What needs to be done: Reproduce every line below word for word.

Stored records

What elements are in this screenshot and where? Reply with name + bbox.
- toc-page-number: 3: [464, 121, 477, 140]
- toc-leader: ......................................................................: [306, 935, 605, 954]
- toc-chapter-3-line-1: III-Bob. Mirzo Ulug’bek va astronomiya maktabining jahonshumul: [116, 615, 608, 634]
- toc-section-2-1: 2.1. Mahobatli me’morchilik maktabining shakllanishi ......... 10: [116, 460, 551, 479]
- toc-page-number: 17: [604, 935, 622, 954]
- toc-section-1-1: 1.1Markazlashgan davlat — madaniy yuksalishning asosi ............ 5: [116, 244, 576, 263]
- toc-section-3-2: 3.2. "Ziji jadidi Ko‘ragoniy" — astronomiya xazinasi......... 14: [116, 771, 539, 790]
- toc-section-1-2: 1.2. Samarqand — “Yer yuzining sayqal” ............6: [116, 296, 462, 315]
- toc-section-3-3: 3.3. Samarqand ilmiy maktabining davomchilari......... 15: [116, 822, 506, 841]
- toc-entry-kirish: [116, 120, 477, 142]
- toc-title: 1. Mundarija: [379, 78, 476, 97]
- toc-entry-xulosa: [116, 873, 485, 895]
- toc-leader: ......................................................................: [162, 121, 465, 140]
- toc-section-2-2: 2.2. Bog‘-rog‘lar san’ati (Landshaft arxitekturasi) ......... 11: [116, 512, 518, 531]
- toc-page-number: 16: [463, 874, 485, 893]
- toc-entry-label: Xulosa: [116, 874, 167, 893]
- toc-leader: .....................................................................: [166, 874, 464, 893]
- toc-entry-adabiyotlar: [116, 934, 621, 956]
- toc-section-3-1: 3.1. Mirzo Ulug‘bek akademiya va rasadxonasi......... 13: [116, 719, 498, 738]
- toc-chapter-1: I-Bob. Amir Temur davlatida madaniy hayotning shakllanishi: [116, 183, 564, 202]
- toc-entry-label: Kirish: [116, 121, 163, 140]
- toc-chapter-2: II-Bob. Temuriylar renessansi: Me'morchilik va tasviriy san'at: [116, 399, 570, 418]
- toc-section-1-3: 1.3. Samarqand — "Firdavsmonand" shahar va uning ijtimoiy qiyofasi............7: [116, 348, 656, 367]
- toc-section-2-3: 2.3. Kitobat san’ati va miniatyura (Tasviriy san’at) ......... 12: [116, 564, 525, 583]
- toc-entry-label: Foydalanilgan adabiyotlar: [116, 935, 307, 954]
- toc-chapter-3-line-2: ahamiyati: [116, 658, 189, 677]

Solved exercise:
What elements are in this screenshot and where? Reply with name + bbox.
- toc-page-number: 3: [464, 121, 477, 140]
- toc-leader: ......................................................................: [306, 935, 605, 954]
- toc-chapter-3-line-1: III-Bob. Mirzo Ulug’bek va astronomiya maktabining jahonshumul: [116, 615, 608, 634]
- toc-section-2-1: 2.1. Mahobatli me’morchilik maktabining shakllanishi ......... 10: [116, 460, 551, 479]
- toc-page-number: 17: [604, 935, 622, 954]
- toc-section-1-1: 1.1Markazlashgan davlat — madaniy yuksalishning asosi ............ 5: [116, 244, 576, 263]
- toc-section-3-2: 3.2. "Ziji jadidi Ko‘ragoniy" — astronomiya xazinasi......... 14: [116, 771, 539, 790]
- toc-section-1-2: 1.2. Samarqand — “Yer yuzining sayqal” ............6: [116, 296, 462, 315]
- toc-section-3-3: 3.3. Samarqand ilmiy maktabining davomchilari......... 15: [116, 822, 506, 841]
- toc-entry-kirish: [116, 120, 477, 142]
- toc-title: 1. Mundarija: [379, 78, 476, 97]
- toc-entry-xulosa: [116, 873, 485, 895]
- toc-leader: ......................................................................: [162, 121, 465, 140]
- toc-section-2-2: 2.2. Bog‘-rog‘lar san’ati (Landshaft arxitekturasi) ......... 11: [116, 512, 518, 531]
- toc-page-number: 16: [463, 874, 485, 893]
- toc-entry-label: Xulosa: [116, 874, 167, 893]
- toc-leader: .....................................................................: [166, 874, 464, 893]
- toc-entry-adabiyotlar: [116, 934, 621, 956]
- toc-section-3-1: 3.1. Mirzo Ulug‘bek akademiya va rasadxonasi......... 13: [116, 719, 498, 738]
- toc-chapter-1: I-Bob. Amir Temur davlatida madaniy hayotning shakllanishi: [116, 183, 564, 202]
- toc-entry-label: Kirish: [116, 121, 163, 140]
- toc-chapter-2: II-Bob. Temuriylar renessansi: Me'morchilik va tasviriy san'at: [116, 399, 570, 418]
- toc-section-1-3: 1.3. Samarqand — "Firdavsmonand" shahar va uning ijtimoiy qiyofasi............7: [116, 348, 656, 367]
- toc-section-2-3: 2.3. Kitobat san’ati va miniatyura (Tasviriy san’at) ......... 12: [116, 564, 525, 583]
- toc-entry-label: Foydalanilgan adabiyotlar: [116, 935, 307, 954]
- toc-chapter-3-line-2: ahamiyati: [116, 658, 189, 677]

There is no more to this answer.